■ **TASK TO CARRY OUT**: Take from the listing each line that has the string "World".

Stored records
>>>
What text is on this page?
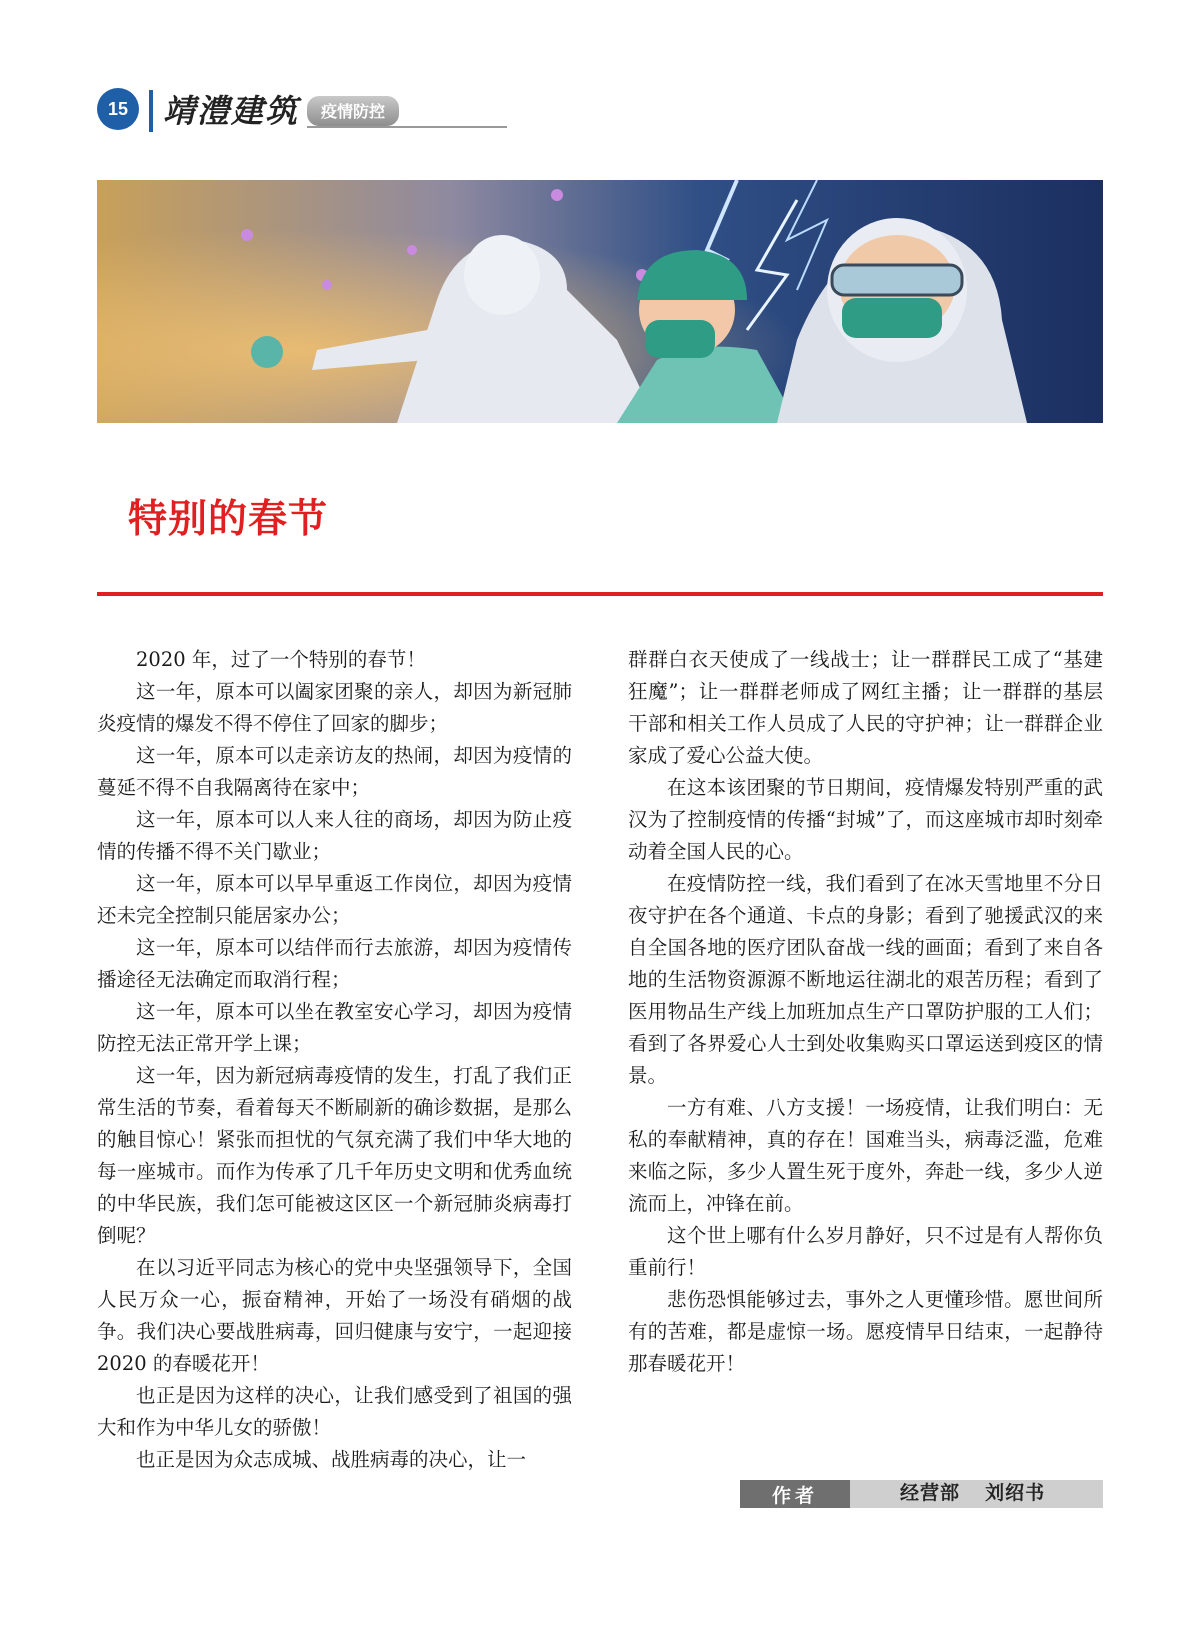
15	靖澧建筑	疫情防控
特别的春节

2020 年，过了一个特别的春节！

这一年，原本可以阖家团聚的亲人，却因为新冠肺炎疫情的爆发不得不停住了回家的脚步；

这一年，原本可以走亲访友的热闹，却因为疫情的蔓延不得不自我隔离待在家中；

这一年，原本可以人来人往的商场，却因为防止疫情的传播不得不关门歇业；

这一年，原本可以早早重返工作岗位，却因为疫情还未完全控制只能居家办公；

这一年，原本可以结伴而行去旅游，却因为疫情传播途径无法确定而取消行程；

这一年，原本可以坐在教室安心学习，却因为疫情防控无法正常开学上课；

这一年，因为新冠病毒疫情的发生，打乱了我们正常生活的节奏，看着每天不断刷新的确诊数据，是那么的触目惊心！紧张而担忧的气氛充满了我们中华大地的每一座城市。而作为传承了几千年历史文明和优秀血统的中华民族，我们怎可能被这区区一个新冠肺炎病毒打倒呢？

在以习近平同志为核心的党中央坚强领导下，全国人民万众一心，振奋精神，开始了一场没有硝烟的战争。我们决心要战胜病毒，回归健康与安宁，一起迎接 2020 的春暖花开！

也正是因为这样的决心，让我们感受到了祖国的强大和作为中华儿女的骄傲！

也正是因为众志成城、战胜病毒的决心，让一

群群白衣天使成了一线战士；让一群群民工成了“基建狂魔”；让一群群老师成了网红主播；让一群群的基层干部和相关工作人员成了人民的守护神；让一群群企业家成了爱心公益大使。

在这本该团聚的节日期间，疫情爆发特别严重的武汉为了控制疫情的传播“封城”了，而这座城市却时刻牵动着全国人民的心。

在疫情防控一线，我们看到了在冰天雪地里不分日夜守护在各个通道、卡点的身影；看到了驰援武汉的来自全国各地的医疗团队奋战一线的画面；看到了来自各地的生活物资源源不断地运往湖北的艰苦历程；看到了医用物品生产线上加班加点生产口罩防护服的工人们；看到了各界爱心人士到处收集购买口罩运送到疫区的情景。

一方有难、八方支援！一场疫情，让我们明白：无私的奉献精神，真的存在！国难当头，病毒泛滥，危难来临之际，多少人置生死于度外，奔赴一线，多少人逆流而上，冲锋在前。

这个世上哪有什么岁月静好，只不过是有人帮你负重前行！

悲伤恐惧能够过去，事外之人更懂珍惜。愿世间所有的苦难，都是虚惊一场。愿疫情早日结束，一起静待那春暖花开！

作者	经营部    刘绍书
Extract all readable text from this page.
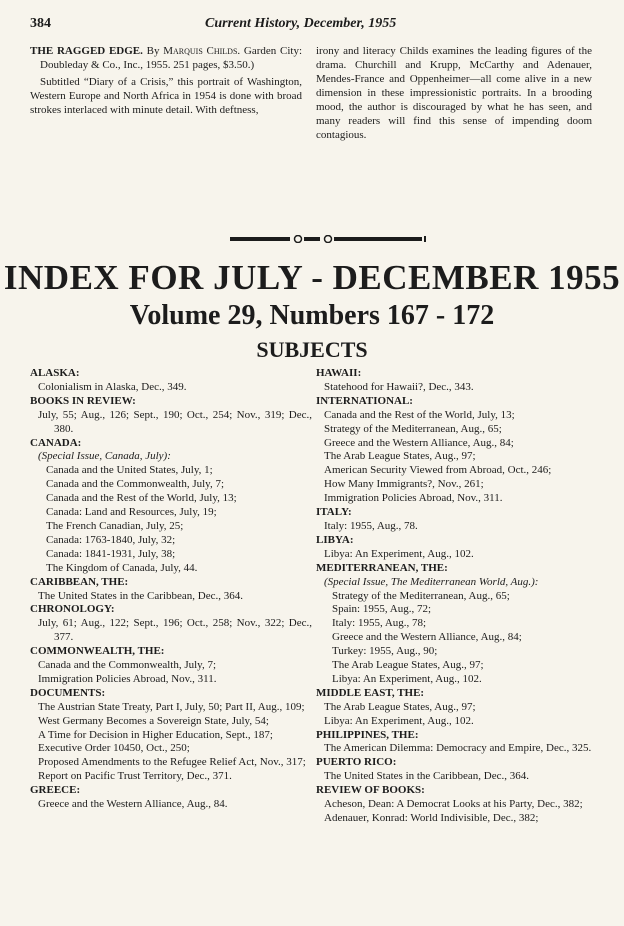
384	Current History, December, 1955
THE RAGGED EDGE. By Marquis Childs. Garden City: Doubleday & Co., Inc., 1955. 251 pages, $3.50.)
Subtitled “Diary of a Crisis,” this portrait of Washington, Western Europe and North Africa in 1954 is done with broad strokes interlaced with minute detail. With deftness,
irony and literacy Childs examines the leading figures of the drama. Churchill and Krupp, McCarthy and Adenauer, Mendes-France and Oppenheimer—all come alive in a new dimension in these impressionistic portraits. In a brooding mood, the author is discouraged by what he has seen, and many readers will find this sense of impending doom contagious.
INDEX FOR JULY - DECEMBER 1955
Volume 29, Numbers 167 - 172
SUBJECTS
ALASKA:
Colonialism in Alaska, Dec., 349.
BOOKS IN REVIEW:
July, 55; Aug., 126; Sept., 190; Oct., 254; Nov., 319; Dec., 380.
CANADA:
(Special Issue, Canada, July):
Canada and the United States, July, 1;
Canada and the Commonwealth, July, 7;
Canada and the Rest of the World, July, 13;
Canada: Land and Resources, July, 19;
The French Canadian, July, 25;
Canada: 1763-1840, July, 32;
Canada: 1841-1931, July, 38;
The Kingdom of Canada, July, 44.
CARIBBEAN, THE:
The United States in the Caribbean, Dec., 364.
CHRONOLOGY:
July, 61; Aug., 122; Sept., 196; Oct., 258; Nov., 322; Dec., 377.
COMMONWEALTH, THE:
Canada and the Commonwealth, July, 7;
Immigration Policies Abroad, Nov., 311.
DOCUMENTS:
The Austrian State Treaty, Part I, July, 50; Part II, Aug., 109;
West Germany Becomes a Sovereign State, July, 54;
A Time for Decision in Higher Education, Sept., 187;
Executive Order 10450, Oct., 250;
Proposed Amendments to the Refugee Relief Act, Nov., 317;
Report on Pacific Trust Territory, Dec., 371.
GREECE:
Greece and the Western Alliance, Aug., 84.
HAWAII:
Statehood for Hawaii?, Dec., 343.
INTERNATIONAL:
Canada and the Rest of the World, July, 13;
Strategy of the Mediterranean, Aug., 65;
Greece and the Western Alliance, Aug., 84;
The Arab League States, Aug., 97;
American Security Viewed from Abroad, Oct., 246;
How Many Immigrants?, Nov., 261;
Immigration Policies Abroad, Nov., 311.
ITALY:
Italy: 1955, Aug., 78.
LIBYA:
Libya: An Experiment, Aug., 102.
MEDITERRANEAN, THE:
(Special Issue, The Mediterranean World, Aug.):
Strategy of the Mediterranean, Aug., 65;
Spain: 1955, Aug., 72;
Italy: 1955, Aug., 78;
Greece and the Western Alliance, Aug., 84;
Turkey: 1955, Aug., 90;
The Arab League States, Aug., 97;
Libya: An Experiment, Aug., 102.
MIDDLE EAST, THE:
The Arab League States, Aug., 97;
Libya: An Experiment, Aug., 102.
PHILIPPINES, THE:
The American Dilemma: Democracy and Empire, Dec., 325.
PUERTO RICO:
The United States in the Caribbean, Dec., 364.
REVIEW OF BOOKS:
Acheson, Dean: A Democrat Looks at his Party, Dec., 382;
Adenauer, Konrad: World Indivisible, Dec., 382;
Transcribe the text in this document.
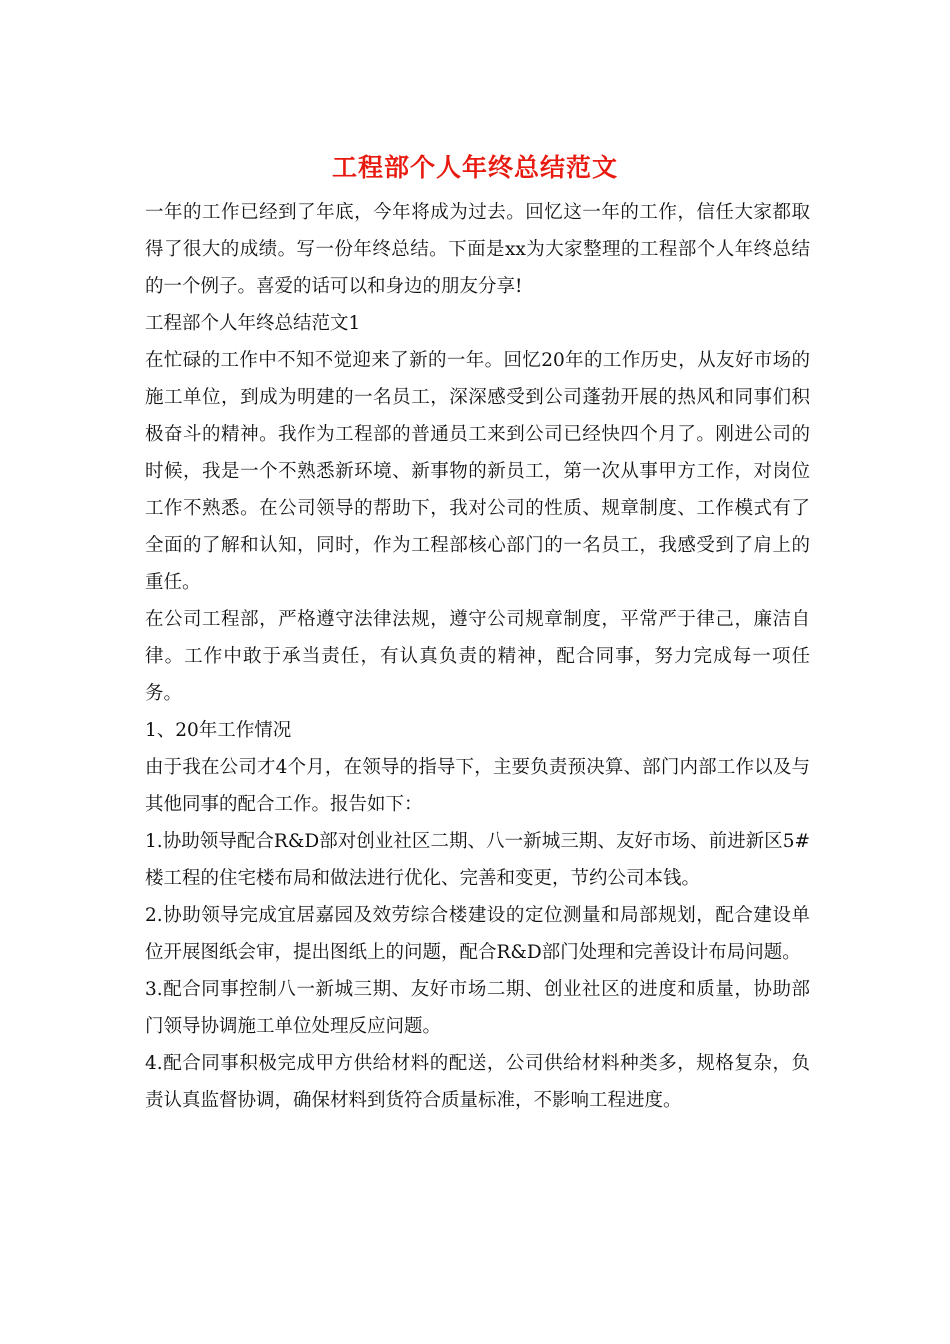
工程部个人年终总结范文

一年的工作已经到了年底，今年将成为过去。回忆这一年的工作，信任大家都取得了很大的成绩。写一份年终总结。下面是xx为大家整理的工程部个人年终总结的一个例子。喜爱的话可以和身边的朋友分享!

工程部个人年终总结范文1

在忙碌的工作中不知不觉迎来了新的一年。回忆20年的工作历史，从友好市场的施工单位，到成为明建的一名员工，深深感受到公司蓬勃开展的热风和同事们积极奋斗的精神。我作为工程部的普通员工来到公司已经快四个月了。刚进公司的时候，我是一个不熟悉新环境、新事物的新员工，第一次从事甲方工作，对岗位工作不熟悉。在公司领导的帮助下，我对公司的性质、规章制度、工作模式有了全面的了解和认知，同时，作为工程部核心部门的一名员工，我感受到了肩上的重任。

在公司工程部，严格遵守法律法规，遵守公司规章制度，平常严于律己，廉洁自律。工作中敢于承当责任，有认真负责的精神，配合同事，努力完成每一项任务。

1、20年工作情况

由于我在公司才4个月，在领导的指导下，主要负责预决算、部门内部工作以及与其他同事的配合工作。报告如下：

1.协助领导配合R&D部对创业社区二期、八一新城三期、友好市场、前进新区5#楼工程的住宅楼布局和做法进行优化、完善和变更，节约公司本钱。

2.协助领导完成宜居嘉园及效劳综合楼建设的定位测量和局部规划，配合建设单位开展图纸会审，提出图纸上的问题，配合R&D部门处理和完善设计布局问题。

3.配合同事控制八一新城三期、友好市场二期、创业社区的进度和质量，协助部门领导协调施工单位处理反应问题。

4.配合同事积极完成甲方供给材料的配送，公司供给材料种类多，规格复杂，负责认真监督协调，确保材料到货符合质量标准，不影响工程进度。
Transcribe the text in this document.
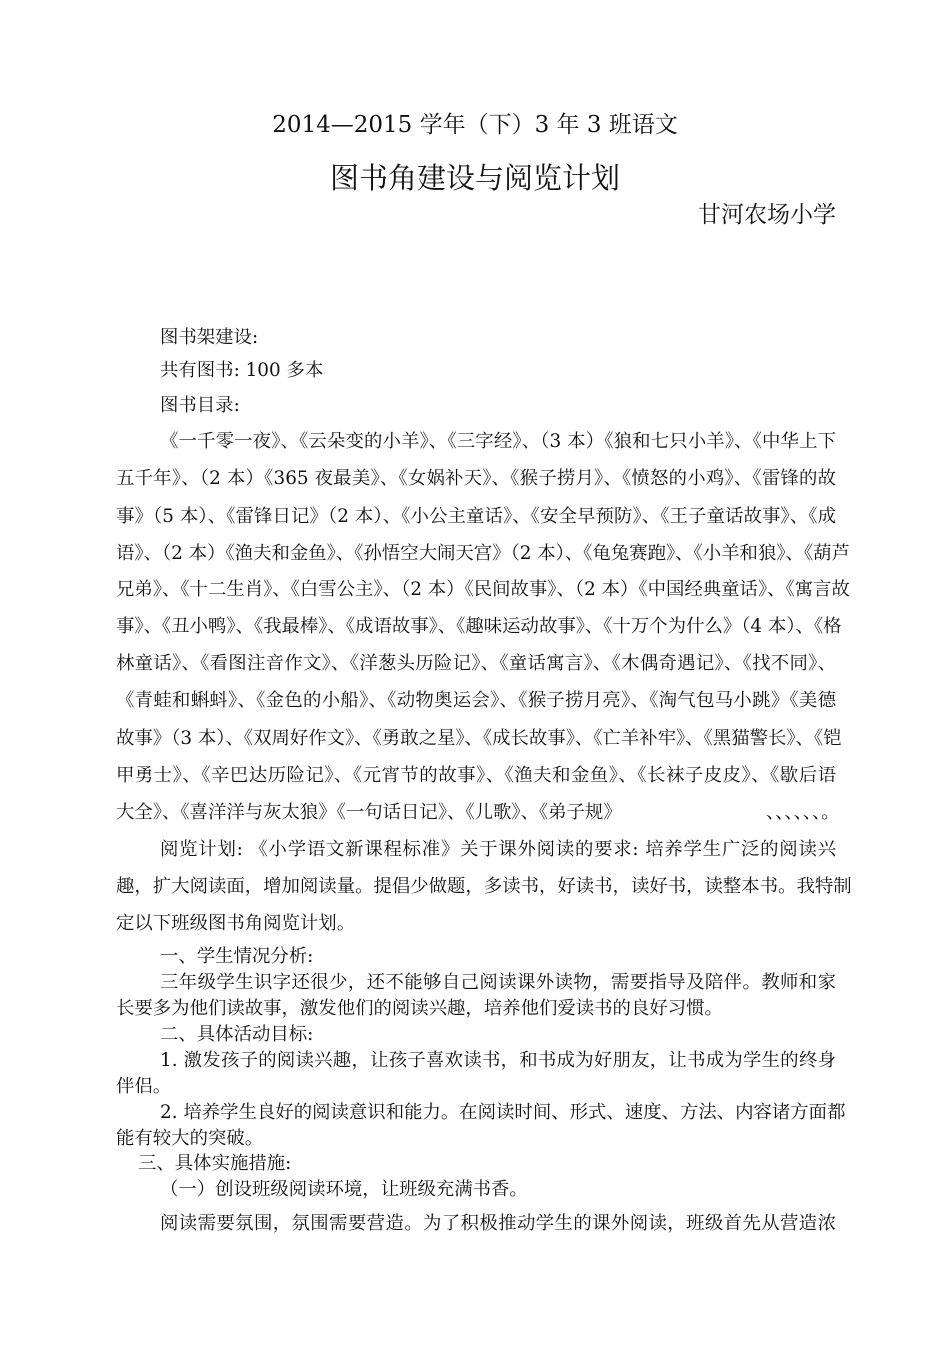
2014—2015 学年（下）3 年 3 班语文
图书角建设与阅览计划
甘河农场小学
图书架建设:
共有图书: 100 多本
图书目录:
《一千零一夜》、《云朵变的小羊》、《三字经》、（3 本）《狼和七只小羊》、《中华上下
五千年》、（2 本）《365 夜最美》、《女娲补天》、《猴子捞月》、《愤怒的小鸡》、《雷锋的故
事》（5 本）、《雷锋日记》（2 本）、《小公主童话》、《安全早预防》、《王子童话故事》、《成
语》、（2 本）《渔夫和金鱼》、《孙悟空大闹天宫》（2 本）、《龟兔赛跑》、《小羊和狼》、《葫芦
兄弟》、《十二生肖》、《白雪公主》、（2 本）《民间故事》、（2 本）《中国经典童话》、《寓言故
事》、《丑小鸭》、《我最棒》、《成语故事》、《趣味运动故事》、《十万个为什么》（4 本）、《格
林童话》、《看图注音作文》、《洋葱头历险记》、《童话寓言》、《木偶奇遇记》、《找不同》、
《青蛙和蝌蚪》、《金色的小船》、《动物奥运会》、《猴子捞月亮》、《淘气包马小跳》《美德
故事》（3 本）、《双周好作文》、《勇敢之星》、《成长故事》、《亡羊补牢》、《黑猫警长》、《铠
甲勇士》、《辛巴达历险记》、《元宵节的故事》、《渔夫和金鱼》、《长袜子皮皮》、《歇后语
大全》、《喜洋洋与灰太狼》《一句话日记》、《儿歌》、《弟子规》	、、、、、、。
阅览计划: 《小学语文新课程标准》关于课外阅读的要求: 培养学生广泛的阅读兴
趣，扩大阅读面，增加阅读量。提倡少做题，多读书，好读书，读好书，读整本书。我特制
定以下班级图书角阅览计划。
一、学生情况分析:
三年级学生识字还很少，还不能够自己阅读课外读物，需要指导及陪伴。教师和家
长要多为他们读故事，激发他们的阅读兴趣，培养他们爱读书的良好习惯。
二、具体活动目标:
1. 激发孩子的阅读兴趣，让孩子喜欢读书，和书成为好朋友，让书成为学生的终身
伴侣。
2. 培养学生良好的阅读意识和能力。在阅读时间、形式、速度、方法、内容诸方面都
能有较大的突破。
三、具体实施措施:
（一）创设班级阅读环境，让班级充满书香。
阅读需要氛围，氛围需要营造。为了积极推动学生的课外阅读，班级首先从营造浓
<<<
■ **RESPONSE**:
Canada and the Rest of the World, July, 13;
Canada and the Rest of the World, July, 13;
(Special Issue, The Mediterranean World, Aug.):
Adenauer, Konrad: World Indivisible, Dec., 382;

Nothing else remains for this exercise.